WRITTEN INSTRUCTION. Only the lines holding the string "West" are needed. Copy each one.

(Figure contents as structured data)
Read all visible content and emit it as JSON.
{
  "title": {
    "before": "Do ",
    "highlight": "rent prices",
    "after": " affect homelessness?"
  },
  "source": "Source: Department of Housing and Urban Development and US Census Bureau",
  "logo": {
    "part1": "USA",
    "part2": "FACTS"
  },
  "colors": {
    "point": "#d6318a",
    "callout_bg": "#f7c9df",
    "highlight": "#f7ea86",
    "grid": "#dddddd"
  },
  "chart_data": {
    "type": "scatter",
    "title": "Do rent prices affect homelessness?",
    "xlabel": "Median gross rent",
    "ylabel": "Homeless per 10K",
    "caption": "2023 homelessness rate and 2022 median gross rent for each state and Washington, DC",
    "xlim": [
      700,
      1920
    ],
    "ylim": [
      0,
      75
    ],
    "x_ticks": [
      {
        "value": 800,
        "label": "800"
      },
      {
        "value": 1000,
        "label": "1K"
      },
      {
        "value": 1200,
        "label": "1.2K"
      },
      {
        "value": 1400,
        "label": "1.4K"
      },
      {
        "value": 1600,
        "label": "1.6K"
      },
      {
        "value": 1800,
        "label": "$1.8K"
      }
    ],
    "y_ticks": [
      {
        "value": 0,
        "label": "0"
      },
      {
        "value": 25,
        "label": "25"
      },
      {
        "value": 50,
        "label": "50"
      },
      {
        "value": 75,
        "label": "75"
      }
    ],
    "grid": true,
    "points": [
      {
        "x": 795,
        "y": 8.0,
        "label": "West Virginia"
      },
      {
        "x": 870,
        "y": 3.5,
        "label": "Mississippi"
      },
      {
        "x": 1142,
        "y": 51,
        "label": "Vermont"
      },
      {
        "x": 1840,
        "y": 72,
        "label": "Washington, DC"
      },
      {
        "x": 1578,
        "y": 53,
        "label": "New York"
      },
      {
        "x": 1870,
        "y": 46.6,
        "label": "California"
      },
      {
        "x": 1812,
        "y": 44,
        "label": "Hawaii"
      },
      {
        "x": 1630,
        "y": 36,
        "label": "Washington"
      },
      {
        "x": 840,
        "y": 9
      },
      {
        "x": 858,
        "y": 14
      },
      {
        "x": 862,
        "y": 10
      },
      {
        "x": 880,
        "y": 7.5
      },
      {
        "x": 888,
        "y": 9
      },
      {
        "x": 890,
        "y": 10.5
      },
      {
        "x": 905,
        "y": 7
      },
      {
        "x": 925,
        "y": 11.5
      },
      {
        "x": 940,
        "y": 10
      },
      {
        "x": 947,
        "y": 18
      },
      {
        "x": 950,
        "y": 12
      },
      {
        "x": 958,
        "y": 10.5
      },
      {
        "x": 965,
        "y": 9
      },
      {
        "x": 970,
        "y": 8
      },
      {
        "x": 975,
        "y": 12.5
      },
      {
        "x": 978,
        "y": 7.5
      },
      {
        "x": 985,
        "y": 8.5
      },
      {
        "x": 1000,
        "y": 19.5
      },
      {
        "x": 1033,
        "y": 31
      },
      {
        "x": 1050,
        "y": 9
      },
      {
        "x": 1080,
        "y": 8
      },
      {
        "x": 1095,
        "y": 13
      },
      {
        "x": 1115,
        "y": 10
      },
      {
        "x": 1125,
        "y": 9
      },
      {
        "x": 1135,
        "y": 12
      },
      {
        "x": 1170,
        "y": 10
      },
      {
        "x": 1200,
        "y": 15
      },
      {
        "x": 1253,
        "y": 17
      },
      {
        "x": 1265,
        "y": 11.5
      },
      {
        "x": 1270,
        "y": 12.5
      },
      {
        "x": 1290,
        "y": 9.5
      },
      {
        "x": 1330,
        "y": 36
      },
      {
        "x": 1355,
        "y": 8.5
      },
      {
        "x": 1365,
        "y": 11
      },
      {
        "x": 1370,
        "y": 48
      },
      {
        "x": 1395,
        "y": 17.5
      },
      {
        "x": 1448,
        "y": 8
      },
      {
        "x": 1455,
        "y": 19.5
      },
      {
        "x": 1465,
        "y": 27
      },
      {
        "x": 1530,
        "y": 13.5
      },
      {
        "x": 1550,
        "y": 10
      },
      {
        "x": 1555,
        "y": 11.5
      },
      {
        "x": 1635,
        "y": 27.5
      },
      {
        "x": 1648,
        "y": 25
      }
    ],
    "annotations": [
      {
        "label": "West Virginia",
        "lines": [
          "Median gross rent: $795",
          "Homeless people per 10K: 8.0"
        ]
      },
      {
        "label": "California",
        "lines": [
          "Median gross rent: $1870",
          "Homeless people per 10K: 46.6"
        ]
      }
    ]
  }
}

WRITTEN RESPONSE.
        "label": "West Virginia"
        "label": "West Virginia",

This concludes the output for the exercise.